> TASK OBJECTIVE
Where a line of the material contains the string "Coeff", copy that line.

BEGIN MATERIAL PROVIDED

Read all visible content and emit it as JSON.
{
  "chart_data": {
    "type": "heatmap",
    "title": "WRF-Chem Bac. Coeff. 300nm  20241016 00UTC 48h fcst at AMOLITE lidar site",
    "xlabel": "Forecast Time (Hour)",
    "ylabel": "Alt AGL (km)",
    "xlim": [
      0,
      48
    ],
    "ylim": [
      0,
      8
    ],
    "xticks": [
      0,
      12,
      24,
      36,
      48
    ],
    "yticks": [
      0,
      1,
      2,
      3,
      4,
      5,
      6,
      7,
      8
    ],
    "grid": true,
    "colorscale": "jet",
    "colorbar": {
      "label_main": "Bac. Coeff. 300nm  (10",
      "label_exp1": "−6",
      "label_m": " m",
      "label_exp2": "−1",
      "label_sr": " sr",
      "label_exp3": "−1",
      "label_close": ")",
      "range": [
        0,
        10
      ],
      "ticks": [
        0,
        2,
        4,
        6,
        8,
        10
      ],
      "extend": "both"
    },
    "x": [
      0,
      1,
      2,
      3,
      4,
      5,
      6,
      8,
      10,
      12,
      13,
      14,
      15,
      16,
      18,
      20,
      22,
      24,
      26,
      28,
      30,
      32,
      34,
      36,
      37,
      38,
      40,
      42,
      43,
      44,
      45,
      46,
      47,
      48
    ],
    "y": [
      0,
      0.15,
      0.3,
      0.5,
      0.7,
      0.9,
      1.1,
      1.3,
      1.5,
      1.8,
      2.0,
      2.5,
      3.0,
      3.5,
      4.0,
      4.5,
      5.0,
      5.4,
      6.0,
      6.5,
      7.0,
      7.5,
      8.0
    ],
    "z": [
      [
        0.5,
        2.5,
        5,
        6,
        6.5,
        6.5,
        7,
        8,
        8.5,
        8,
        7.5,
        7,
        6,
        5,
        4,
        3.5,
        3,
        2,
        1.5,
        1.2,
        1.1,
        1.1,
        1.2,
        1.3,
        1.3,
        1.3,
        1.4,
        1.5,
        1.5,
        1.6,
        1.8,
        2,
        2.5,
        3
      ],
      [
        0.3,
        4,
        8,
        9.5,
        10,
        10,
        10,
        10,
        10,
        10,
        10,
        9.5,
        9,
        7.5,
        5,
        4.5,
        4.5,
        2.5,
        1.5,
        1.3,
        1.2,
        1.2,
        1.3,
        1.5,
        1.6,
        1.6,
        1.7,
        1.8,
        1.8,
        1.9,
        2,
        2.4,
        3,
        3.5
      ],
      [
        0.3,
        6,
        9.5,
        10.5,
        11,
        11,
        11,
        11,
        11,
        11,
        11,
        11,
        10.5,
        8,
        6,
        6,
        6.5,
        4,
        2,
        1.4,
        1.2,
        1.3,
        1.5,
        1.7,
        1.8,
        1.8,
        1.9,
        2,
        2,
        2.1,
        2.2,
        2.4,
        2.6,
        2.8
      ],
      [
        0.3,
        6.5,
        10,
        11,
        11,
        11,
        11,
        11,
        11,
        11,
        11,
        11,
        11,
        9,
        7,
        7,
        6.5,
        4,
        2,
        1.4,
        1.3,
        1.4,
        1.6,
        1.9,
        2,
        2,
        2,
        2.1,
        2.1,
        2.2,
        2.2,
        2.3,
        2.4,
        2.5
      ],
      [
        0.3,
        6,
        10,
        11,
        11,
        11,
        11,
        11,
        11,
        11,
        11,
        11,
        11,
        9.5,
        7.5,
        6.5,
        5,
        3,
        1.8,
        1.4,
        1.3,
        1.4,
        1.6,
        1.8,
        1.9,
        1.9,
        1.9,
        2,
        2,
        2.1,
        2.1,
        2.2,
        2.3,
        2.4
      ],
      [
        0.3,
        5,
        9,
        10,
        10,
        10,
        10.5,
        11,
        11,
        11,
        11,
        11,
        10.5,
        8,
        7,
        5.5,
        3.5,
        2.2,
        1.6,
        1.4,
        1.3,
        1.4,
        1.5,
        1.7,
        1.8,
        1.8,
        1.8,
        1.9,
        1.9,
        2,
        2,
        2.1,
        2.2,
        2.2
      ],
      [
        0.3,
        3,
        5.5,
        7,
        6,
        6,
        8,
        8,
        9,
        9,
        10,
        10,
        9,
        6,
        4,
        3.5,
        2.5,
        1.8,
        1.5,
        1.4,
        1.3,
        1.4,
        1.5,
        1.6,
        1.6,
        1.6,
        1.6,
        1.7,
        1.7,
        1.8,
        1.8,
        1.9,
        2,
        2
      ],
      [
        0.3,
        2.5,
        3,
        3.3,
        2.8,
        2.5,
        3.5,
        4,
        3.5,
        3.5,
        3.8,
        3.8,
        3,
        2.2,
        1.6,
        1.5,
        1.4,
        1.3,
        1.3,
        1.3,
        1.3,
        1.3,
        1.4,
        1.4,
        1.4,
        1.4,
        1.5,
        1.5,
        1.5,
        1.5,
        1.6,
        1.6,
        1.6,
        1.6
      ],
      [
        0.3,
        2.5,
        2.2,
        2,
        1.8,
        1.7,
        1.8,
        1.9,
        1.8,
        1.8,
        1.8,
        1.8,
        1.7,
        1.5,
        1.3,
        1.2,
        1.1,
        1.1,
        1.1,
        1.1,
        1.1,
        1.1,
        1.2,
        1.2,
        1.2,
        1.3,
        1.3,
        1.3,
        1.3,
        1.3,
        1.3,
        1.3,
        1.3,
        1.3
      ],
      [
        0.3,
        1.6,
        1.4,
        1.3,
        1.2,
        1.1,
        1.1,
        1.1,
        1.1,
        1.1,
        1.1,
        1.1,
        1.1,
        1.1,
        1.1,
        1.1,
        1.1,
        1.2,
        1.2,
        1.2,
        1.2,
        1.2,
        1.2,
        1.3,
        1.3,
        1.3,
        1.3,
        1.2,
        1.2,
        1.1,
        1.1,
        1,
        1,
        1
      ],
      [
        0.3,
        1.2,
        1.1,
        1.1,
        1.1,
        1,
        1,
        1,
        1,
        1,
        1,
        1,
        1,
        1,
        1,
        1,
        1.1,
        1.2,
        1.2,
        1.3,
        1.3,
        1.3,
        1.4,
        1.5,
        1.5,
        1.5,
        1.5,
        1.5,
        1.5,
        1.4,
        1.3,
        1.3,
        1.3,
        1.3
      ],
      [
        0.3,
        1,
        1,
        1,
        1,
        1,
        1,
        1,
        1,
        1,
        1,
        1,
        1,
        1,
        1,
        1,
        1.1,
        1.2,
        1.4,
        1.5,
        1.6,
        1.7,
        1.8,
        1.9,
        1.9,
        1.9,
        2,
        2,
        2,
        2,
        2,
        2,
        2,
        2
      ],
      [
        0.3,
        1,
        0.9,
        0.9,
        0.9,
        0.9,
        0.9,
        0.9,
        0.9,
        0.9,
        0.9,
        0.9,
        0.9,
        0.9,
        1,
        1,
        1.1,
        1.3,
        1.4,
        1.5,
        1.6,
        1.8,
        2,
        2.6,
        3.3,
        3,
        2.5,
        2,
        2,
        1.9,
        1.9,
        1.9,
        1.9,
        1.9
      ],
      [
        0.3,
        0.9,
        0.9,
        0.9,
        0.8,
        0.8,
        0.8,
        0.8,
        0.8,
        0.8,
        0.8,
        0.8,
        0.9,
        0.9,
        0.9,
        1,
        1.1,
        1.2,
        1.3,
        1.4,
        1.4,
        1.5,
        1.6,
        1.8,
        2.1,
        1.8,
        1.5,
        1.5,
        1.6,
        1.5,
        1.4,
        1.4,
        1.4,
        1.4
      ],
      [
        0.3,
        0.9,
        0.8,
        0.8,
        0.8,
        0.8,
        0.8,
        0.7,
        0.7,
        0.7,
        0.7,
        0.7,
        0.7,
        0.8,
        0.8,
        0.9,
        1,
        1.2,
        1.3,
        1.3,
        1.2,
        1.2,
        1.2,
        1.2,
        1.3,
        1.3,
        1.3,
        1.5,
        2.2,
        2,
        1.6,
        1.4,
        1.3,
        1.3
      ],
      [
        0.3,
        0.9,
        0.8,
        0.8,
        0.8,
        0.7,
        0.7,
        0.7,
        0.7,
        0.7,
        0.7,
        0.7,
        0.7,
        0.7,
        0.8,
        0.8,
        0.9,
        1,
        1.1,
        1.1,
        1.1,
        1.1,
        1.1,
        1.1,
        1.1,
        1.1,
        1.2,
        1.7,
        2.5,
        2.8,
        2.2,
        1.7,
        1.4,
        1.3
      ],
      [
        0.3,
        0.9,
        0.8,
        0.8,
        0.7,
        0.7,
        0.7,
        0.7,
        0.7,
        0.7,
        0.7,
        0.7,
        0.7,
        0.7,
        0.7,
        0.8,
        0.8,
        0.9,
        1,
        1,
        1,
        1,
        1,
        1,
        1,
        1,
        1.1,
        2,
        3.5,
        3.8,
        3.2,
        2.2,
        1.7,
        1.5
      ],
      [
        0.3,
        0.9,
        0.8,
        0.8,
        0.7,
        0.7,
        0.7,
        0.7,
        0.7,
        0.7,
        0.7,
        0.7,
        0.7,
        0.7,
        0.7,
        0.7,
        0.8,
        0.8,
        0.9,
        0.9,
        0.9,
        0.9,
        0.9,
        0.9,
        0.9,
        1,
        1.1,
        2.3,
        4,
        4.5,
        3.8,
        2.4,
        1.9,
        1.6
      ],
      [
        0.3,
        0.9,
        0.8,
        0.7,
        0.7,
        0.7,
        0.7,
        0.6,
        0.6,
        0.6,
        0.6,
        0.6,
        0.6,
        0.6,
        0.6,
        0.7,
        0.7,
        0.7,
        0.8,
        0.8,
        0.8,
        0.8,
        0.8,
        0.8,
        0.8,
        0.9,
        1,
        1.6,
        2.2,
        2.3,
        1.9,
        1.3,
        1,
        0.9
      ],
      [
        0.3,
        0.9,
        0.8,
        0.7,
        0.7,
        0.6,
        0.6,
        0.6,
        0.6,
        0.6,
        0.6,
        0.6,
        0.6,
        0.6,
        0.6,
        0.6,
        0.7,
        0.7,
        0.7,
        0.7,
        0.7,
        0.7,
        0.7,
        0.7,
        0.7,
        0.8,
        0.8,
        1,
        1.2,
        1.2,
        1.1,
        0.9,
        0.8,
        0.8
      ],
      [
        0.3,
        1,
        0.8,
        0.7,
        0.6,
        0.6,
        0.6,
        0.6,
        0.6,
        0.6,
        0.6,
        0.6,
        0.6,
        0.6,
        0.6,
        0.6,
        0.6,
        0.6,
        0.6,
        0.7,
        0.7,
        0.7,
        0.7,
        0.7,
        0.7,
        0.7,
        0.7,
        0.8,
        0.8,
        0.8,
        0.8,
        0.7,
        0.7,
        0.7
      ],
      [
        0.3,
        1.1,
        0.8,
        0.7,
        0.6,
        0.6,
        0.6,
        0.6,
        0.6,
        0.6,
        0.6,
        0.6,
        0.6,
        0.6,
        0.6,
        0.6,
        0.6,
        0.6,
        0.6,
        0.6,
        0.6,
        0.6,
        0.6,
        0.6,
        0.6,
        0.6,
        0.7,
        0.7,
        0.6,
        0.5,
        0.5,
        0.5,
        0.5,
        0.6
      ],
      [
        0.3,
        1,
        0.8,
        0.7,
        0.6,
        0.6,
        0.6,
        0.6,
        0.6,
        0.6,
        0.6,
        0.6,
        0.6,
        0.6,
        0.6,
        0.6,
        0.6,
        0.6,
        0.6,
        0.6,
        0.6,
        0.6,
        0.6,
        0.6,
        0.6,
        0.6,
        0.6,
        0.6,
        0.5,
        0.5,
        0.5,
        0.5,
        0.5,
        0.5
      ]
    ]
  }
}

END MATERIAL PROVIDED

> RESULT OF THIS EXERCISE
    "title": "WRF-Chem Bac. Coeff. 300nm  20241016 00UTC 48h fcst at AMOLITE lidar site",
      "label_main": "Bac. Coeff. 300nm  (10",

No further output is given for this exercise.